> WRITTEN INSTRUCTION: Locate each line containing the string "description" and copy it out.

Dataset items
++++
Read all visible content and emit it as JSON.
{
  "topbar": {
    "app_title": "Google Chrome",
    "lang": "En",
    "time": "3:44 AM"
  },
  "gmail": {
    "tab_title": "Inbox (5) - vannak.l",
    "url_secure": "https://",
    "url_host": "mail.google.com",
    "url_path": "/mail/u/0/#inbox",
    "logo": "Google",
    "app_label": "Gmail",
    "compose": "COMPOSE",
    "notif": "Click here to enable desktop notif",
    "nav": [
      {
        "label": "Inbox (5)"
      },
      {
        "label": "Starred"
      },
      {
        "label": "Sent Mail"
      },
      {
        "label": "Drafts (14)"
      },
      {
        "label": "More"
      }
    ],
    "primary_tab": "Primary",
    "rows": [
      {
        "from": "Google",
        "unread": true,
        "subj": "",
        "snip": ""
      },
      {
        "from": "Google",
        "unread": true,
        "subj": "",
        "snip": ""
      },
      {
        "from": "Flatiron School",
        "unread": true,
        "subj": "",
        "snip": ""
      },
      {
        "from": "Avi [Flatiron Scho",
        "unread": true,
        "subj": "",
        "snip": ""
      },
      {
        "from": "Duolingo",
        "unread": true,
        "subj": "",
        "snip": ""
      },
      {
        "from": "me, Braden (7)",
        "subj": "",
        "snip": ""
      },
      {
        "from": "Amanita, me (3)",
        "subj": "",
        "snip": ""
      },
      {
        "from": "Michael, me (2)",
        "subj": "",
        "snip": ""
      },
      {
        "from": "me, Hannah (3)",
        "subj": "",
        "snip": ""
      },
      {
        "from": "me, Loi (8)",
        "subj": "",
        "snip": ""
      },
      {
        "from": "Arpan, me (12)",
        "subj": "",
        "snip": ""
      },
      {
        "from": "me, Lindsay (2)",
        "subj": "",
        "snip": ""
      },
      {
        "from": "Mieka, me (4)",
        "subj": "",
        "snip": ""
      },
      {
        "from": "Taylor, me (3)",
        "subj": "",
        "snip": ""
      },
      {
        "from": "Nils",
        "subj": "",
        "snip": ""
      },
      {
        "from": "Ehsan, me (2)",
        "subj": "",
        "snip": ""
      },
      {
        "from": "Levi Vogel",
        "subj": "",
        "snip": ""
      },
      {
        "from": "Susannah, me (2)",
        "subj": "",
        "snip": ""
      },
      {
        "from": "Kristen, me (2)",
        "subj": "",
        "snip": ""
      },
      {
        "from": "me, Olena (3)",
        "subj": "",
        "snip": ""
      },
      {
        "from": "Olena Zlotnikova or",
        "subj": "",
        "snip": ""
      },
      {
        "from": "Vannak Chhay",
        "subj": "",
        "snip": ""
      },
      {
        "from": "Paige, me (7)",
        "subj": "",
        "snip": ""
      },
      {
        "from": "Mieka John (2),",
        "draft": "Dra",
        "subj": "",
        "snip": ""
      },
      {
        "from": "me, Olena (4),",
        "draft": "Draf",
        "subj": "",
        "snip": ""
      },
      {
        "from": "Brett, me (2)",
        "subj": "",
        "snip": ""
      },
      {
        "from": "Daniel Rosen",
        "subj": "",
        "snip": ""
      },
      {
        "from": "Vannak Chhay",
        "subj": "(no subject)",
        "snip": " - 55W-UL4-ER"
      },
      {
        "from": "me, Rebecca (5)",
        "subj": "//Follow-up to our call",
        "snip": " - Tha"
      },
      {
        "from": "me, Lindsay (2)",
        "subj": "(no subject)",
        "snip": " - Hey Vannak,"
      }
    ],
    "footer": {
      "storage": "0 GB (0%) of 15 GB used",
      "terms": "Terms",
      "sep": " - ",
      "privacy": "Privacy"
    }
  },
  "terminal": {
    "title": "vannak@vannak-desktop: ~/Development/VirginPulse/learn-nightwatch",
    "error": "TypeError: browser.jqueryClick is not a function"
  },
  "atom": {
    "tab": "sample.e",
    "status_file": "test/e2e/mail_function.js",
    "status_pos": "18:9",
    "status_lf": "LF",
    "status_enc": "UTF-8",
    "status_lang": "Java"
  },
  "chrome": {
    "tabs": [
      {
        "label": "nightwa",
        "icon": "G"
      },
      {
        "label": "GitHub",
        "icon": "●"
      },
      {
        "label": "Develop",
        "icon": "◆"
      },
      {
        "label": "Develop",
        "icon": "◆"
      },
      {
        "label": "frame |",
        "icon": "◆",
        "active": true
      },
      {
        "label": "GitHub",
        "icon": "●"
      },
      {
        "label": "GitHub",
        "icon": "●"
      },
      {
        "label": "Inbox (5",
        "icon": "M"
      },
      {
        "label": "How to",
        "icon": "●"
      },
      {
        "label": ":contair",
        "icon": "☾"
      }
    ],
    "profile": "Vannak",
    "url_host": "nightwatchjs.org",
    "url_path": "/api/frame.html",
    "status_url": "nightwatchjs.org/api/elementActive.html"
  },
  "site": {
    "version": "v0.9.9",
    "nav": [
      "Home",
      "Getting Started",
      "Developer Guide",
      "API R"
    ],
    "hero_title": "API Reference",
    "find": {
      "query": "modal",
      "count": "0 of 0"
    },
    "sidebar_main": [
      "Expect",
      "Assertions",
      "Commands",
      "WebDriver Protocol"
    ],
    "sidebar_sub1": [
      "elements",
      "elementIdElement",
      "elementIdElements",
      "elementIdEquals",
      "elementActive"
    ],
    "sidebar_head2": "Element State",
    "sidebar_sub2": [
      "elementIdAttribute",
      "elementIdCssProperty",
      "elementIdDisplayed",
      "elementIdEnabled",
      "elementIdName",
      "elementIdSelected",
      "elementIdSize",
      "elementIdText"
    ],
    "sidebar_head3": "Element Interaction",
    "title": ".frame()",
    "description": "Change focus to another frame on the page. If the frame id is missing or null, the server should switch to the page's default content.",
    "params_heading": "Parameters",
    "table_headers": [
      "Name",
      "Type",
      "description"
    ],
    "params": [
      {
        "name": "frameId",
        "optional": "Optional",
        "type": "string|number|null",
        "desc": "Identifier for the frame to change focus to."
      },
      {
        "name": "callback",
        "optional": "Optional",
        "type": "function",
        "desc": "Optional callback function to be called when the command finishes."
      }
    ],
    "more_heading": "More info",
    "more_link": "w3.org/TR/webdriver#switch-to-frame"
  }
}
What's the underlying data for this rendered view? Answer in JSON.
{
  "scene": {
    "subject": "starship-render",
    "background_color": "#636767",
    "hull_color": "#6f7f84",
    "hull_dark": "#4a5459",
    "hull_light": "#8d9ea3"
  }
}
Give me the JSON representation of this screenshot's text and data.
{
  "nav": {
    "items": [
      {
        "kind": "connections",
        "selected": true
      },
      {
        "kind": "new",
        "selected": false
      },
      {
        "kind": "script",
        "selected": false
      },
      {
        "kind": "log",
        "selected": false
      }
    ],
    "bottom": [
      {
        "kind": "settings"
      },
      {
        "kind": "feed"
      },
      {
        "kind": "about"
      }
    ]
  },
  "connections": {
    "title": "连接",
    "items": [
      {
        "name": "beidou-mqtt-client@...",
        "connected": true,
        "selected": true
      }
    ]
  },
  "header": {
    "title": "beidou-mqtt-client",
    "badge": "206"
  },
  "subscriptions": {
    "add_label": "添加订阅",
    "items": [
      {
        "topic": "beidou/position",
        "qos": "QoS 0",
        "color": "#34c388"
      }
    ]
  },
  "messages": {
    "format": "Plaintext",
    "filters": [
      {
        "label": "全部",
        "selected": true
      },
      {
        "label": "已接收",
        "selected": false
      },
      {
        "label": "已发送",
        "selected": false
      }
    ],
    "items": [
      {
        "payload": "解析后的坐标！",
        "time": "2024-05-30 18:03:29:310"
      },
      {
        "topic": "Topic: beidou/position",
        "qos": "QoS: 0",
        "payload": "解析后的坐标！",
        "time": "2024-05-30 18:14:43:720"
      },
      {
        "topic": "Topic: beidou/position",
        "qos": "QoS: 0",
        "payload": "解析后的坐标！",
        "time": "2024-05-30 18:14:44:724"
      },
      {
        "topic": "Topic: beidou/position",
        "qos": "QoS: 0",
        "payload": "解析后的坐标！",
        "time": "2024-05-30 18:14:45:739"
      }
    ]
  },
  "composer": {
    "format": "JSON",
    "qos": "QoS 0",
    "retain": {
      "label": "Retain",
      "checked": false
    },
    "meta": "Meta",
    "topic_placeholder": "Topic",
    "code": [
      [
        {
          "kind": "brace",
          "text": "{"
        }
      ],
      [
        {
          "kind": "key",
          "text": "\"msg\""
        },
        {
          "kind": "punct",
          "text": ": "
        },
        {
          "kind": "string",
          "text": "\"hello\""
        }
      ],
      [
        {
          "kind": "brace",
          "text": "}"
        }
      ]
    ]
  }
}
++++
> RESULT:
    "description": "Change focus to another frame on the page. If the frame id is missing or null, the server should switch to the page's default content.",
      "description"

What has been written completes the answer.